To be done:
**A)** Translate this sentence from the Beletskaya biography into Spanish: "In 1992 she became a full member (academician) of the Russian Academy of Sciences."
**B)** State whether each statement agrees with the Beletskaya biography, answering yes or no and quoting the deciding words: (i) She graduated from Lomonosov Moscow State University in 1955. (ii) She was president of the Division of Organic Chemistry of IUPAC from 1991 to 1993. (iii) She became a Full Professor of Chemistry in 1963.
**C)** Reproduce word for word the passage of the Beletskaya biography that begins at "Irina Petrovna Beletskaya" and ends after "chemistry of organolanthanides.".

Irina Petrovna Beletskaya () (born 1933) is a Soviet and Russian professor of chemistry at Moscow State University. She specializes in organometallic chemistry and its application to problems in organic chemistry. She is best known for her studies on aromatic reaction mechanisms, as well as work on carbanion acidity and reactivity. She developed some of the first methods for carbon-carbon bond formation using palladium or nickel catalysts, and extended these reactions to work in aqueous media. She also helped to open up the chemistry of organolanthanides.

Academic career 
Beletskaya was born in Leningrad (St. Petersburg, Russia) in 1933. She graduated from the Department of Chemistry of Lomonosov Moscow State University in 1955. She obtained the Candidate of Chemistry (analogous to Ph.D) degree in 1958. In 1963 she received her Dr.Sci. degree from the same institution. In 1970 she became a Full Professor of Chemistry at Moscow State University, where she currently serves as head of the Organoelement Chemistry Laboratory. Beletskaya was elected a corresponding member of the Academy of Science of USSR in 1974. In 1992 she became a full member (academician) of the Russian Academy of Sciences. Between 1991-93 she served as president of the Division of Organic Chemistry of IUPAC. Until 2001 she served on the IUPAC Committee on Chemical Weapons Destruction Technology (CWDT). She is editor-in chief of the Russian Journal of Organic Chemistry.

Layout annotation records:
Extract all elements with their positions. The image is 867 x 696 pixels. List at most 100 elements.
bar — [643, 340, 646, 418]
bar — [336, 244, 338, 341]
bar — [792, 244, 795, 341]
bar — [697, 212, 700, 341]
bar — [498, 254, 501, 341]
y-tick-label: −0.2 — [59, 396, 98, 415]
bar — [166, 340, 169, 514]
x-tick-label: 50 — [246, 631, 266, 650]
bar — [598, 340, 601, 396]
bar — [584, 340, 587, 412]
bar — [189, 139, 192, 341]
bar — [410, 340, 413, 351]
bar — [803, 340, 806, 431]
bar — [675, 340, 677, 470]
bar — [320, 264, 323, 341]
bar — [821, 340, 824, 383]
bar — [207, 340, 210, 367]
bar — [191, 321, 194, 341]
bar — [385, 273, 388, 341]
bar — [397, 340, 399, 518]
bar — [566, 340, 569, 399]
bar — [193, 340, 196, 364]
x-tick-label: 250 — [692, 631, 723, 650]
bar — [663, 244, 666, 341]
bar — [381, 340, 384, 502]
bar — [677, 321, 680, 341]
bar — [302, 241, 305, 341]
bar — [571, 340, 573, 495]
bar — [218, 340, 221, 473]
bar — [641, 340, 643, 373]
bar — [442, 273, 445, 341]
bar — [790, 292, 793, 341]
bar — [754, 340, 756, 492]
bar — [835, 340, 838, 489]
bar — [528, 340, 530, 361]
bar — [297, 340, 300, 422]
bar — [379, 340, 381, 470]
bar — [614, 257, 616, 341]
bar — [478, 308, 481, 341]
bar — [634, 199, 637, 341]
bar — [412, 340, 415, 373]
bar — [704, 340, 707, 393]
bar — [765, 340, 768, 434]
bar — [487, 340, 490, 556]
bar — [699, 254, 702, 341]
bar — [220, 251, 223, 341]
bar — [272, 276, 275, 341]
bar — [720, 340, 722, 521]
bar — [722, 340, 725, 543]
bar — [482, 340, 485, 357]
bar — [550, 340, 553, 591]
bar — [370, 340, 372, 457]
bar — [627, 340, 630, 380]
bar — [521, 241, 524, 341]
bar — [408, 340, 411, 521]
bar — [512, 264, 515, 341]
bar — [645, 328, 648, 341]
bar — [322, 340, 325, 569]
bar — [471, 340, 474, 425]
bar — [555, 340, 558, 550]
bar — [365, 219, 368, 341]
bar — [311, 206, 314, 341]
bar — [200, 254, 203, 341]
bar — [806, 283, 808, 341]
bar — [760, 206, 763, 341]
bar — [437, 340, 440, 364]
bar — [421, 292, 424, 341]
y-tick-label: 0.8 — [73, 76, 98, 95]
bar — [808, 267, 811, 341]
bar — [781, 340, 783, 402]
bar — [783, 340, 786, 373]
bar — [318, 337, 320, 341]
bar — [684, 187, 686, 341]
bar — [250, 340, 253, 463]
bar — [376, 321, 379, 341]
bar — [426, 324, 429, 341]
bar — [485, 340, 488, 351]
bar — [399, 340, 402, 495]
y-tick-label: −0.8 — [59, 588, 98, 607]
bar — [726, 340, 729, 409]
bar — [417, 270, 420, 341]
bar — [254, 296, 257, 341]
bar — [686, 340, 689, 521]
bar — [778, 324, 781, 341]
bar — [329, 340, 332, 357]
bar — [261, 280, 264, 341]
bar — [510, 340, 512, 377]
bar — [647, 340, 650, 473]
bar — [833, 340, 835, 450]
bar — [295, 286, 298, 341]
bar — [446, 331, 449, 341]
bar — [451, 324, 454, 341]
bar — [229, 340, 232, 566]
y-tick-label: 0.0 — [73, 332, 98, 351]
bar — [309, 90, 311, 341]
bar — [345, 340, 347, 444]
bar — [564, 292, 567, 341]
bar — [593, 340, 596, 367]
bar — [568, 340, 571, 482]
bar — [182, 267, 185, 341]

Answers given:
**A)** En 1992 se convirtió en miembro de pleno derecho (académica) de la Academia Rusa de Ciencias.

**B)**
(i) Yes: "She graduated from the Department of Chemistry of Lomonosov Moscow State University in 1955."
(ii) Yes: "Between 1991-93 she served as president of the Division of Organic Chemistry of IUPAC."
(iii) No: "In 1970 she became a Full Professor of Chemistry at Moscow State University"

**C)**
Irina Petrovna Beletskaya () (born 1933) is a Soviet and Russian professor of chemistry at Moscow State University. She specializes in organometallic chemistry and its application to problems in organic chemistry. She is best known for her studies on aromatic reaction mechanisms, as well as work on carbanion acidity and reactivity. She developed some of the first methods for carbon-carbon bond formation using palladium or nickel catalysts, and extended these reactions to work in aqueous media. She also helped to open up the chemistry of organolanthanides.